- [THE REQUEST]
Below is the data. Give it again, complete and exact.
------ GIVEN ENTRIES ------
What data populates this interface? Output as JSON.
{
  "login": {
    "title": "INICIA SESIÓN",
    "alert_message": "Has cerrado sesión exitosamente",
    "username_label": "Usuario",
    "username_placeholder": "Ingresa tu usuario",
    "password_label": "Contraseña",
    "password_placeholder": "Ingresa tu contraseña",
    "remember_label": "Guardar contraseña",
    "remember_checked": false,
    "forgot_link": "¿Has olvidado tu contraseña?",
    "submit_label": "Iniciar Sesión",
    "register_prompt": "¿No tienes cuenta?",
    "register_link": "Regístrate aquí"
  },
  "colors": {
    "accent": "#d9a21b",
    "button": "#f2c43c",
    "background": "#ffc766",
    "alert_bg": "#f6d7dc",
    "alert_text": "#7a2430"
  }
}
------
- [TASK SOLUTION]
What data populates this interface? Output as JSON.
{
  "login": {
    "title": "INICIA SESIÓN",
    "alert_message": "Has cerrado sesión exitosamente",
    "username_label": "Usuario",
    "username_placeholder": "Ingresa tu usuario",
    "password_label": "Contraseña",
    "password_placeholder": "Ingresa tu contraseña",
    "remember_label": "Guardar contraseña",
    "remember_checked": false,
    "forgot_link": "¿Has olvidado tu contraseña?",
    "submit_label": "Iniciar Sesión",
    "register_prompt": "¿No tienes cuenta?",
    "register_link": "Regístrate aquí"
  },
  "colors": {
    "accent": "#d9a21b",
    "button": "#f2c43c",
    "background": "#ffc766",
    "alert_bg": "#f6d7dc",
    "alert_text": "#7a2430"
  }
}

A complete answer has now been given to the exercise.